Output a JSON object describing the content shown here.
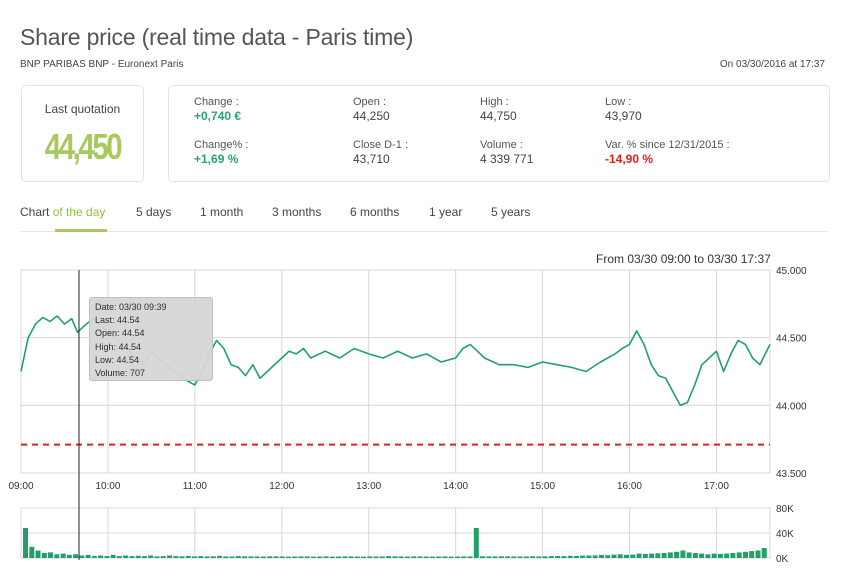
{
  "title": "Share price (real time data - Paris time)",
  "subtitle": "BNP PARIBAS  BNP - Euronext Paris",
  "as_of": "On 03/30/2016 at 17:37",
  "last_quotation": {
    "label": "Last quotation",
    "value": "44,450"
  },
  "stats": {
    "change": {
      "label": "Change :",
      "value": "+0,740 €"
    },
    "change_pct": {
      "label": "Change% :",
      "value": "+1,69 %"
    },
    "open": {
      "label": "Open :",
      "value": "44,250"
    },
    "close_d1": {
      "label": "Close D-1 :",
      "value": "43,710"
    },
    "high": {
      "label": "High :",
      "value": "44,750"
    },
    "volume": {
      "label": "Volume :",
      "value": "4 339 771"
    },
    "low": {
      "label": "Low :",
      "value": "43,970"
    },
    "var_since": {
      "label": "Var. % since 12/31/2015 :",
      "value": "-14,90 %"
    }
  },
  "tabs": {
    "chart_prefix": "Chart ",
    "chart_highlight": "of the day",
    "five_days": "5 days",
    "one_month": "1 month",
    "three_months": "3 months",
    "six_months": "6 months",
    "one_year": "1 year",
    "five_years": "5 years"
  },
  "range_text": "From 03/30 09:00 to 03/30 17:37",
  "tooltip": {
    "date": "Date: 03/30 09:39",
    "last": "Last: 44.54",
    "open": "Open: 44.54",
    "high": "High: 44.54",
    "low": "Low: 44.54",
    "volume": "Volume: 707"
  },
  "colors": {
    "price_line": "#23a06a",
    "reference_line": "#e02020",
    "positive": "#2aa36b",
    "negative": "#e02020",
    "accent": "#a8c95b"
  },
  "chart_data": [
    {
      "type": "line",
      "x_ticks": [
        "09:00",
        "10:00",
        "11:00",
        "12:00",
        "13:00",
        "14:00",
        "15:00",
        "16:00",
        "17:00"
      ],
      "y_ticks": [
        "45.000",
        "44.500",
        "44.000",
        "43.500"
      ],
      "ylim": [
        43.5,
        45.0
      ],
      "reference_line": {
        "value": 43.71,
        "style": "dashed"
      },
      "grid": true,
      "series": [
        {
          "x": [
            "09:00",
            "09:05",
            "09:10",
            "09:15",
            "09:20",
            "09:25",
            "09:30",
            "09:35",
            "09:39",
            "09:45",
            "09:50",
            "09:55",
            "10:00",
            "10:05",
            "10:10",
            "10:15",
            "10:20",
            "10:25",
            "10:30",
            "10:40",
            "10:50",
            "10:55",
            "11:00",
            "11:05",
            "11:10",
            "11:15",
            "11:20",
            "11:25",
            "11:30",
            "11:35",
            "11:40",
            "11:45",
            "11:50",
            "11:55",
            "12:00",
            "12:05",
            "12:10",
            "12:15",
            "12:20",
            "12:30",
            "12:40",
            "12:50",
            "13:00",
            "13:10",
            "13:20",
            "13:30",
            "13:40",
            "13:50",
            "14:00",
            "14:05",
            "14:10",
            "14:15",
            "14:20",
            "14:30",
            "14:40",
            "14:50",
            "15:00",
            "15:10",
            "15:20",
            "15:30",
            "15:40",
            "15:50",
            "15:55",
            "16:00",
            "16:05",
            "16:10",
            "16:15",
            "16:20",
            "16:25",
            "16:30",
            "16:35",
            "16:40",
            "16:45",
            "16:50",
            "16:55",
            "17:00",
            "17:05",
            "17:10",
            "17:15",
            "17:20",
            "17:25",
            "17:30",
            "17:37"
          ],
          "y": [
            44.25,
            44.5,
            44.6,
            44.65,
            44.62,
            44.66,
            44.6,
            44.64,
            44.54,
            44.6,
            44.64,
            44.58,
            44.55,
            44.5,
            44.45,
            44.4,
            44.35,
            44.3,
            44.4,
            44.3,
            44.22,
            44.18,
            44.15,
            44.25,
            44.38,
            44.48,
            44.42,
            44.3,
            44.28,
            44.22,
            44.3,
            44.2,
            44.25,
            44.3,
            44.35,
            44.4,
            44.38,
            44.42,
            44.35,
            44.4,
            44.35,
            44.42,
            44.38,
            44.35,
            44.4,
            44.35,
            44.38,
            44.32,
            44.35,
            44.42,
            44.45,
            44.4,
            44.35,
            44.3,
            44.3,
            44.28,
            44.32,
            44.3,
            44.28,
            44.25,
            44.32,
            44.38,
            44.42,
            44.45,
            44.55,
            44.45,
            44.3,
            44.22,
            44.2,
            44.1,
            44.0,
            44.02,
            44.15,
            44.3,
            44.35,
            44.4,
            44.25,
            44.38,
            44.48,
            44.45,
            44.35,
            44.3,
            44.45
          ]
        }
      ]
    },
    {
      "type": "bar",
      "title": "",
      "y_ticks": [
        "80K",
        "40K",
        "0K"
      ],
      "ylim": [
        0,
        80000
      ],
      "values": [
        48000,
        18000,
        12000,
        8000,
        9000,
        6000,
        7000,
        5000,
        6000,
        4000,
        5000,
        3000,
        4000,
        3000,
        5000,
        3000,
        4000,
        3000,
        3500,
        3000,
        4000,
        2500,
        3000,
        4000,
        3000,
        2800,
        3200,
        2600,
        3000,
        2500,
        2800,
        3500,
        2600,
        2400,
        3000,
        2800,
        2500,
        2600,
        2400,
        2800,
        2600,
        2500,
        2300,
        2400,
        2600,
        2500,
        2300,
        2400,
        2500,
        2300,
        2400,
        2500,
        2600,
        2400,
        2300,
        2500,
        2400,
        2600,
        3000,
        2700,
        2500,
        2400,
        2600,
        2500,
        2400,
        2300,
        2400,
        2500,
        2300,
        2400,
        2600,
        2500,
        48000,
        2800,
        2600,
        2500,
        2700,
        2600,
        2500,
        2400,
        2500,
        2700,
        2600,
        2800,
        3000,
        3200,
        3000,
        3500,
        3200,
        3800,
        4000,
        4200,
        5000,
        4500,
        5500,
        6000,
        5000,
        5500,
        7000,
        6500,
        7000,
        7500,
        8000,
        9000,
        10000,
        12000,
        9000,
        8000,
        7000,
        6000,
        7000,
        6500,
        7000,
        8000,
        9000,
        10000,
        11000,
        12000,
        16000
      ]
    }
  ]
}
+--
Pull every line containing "label" from the material above.

    "label": "Last quotation",
      "label": "Change :",
      "label": "Change% :",
      "label": "Open :",
      "label": "Close D-1 :",
      "label": "High :",
      "label": "Volume :",
      "label": "Low :",
      "label": "Var. % since 12/31/2015 :",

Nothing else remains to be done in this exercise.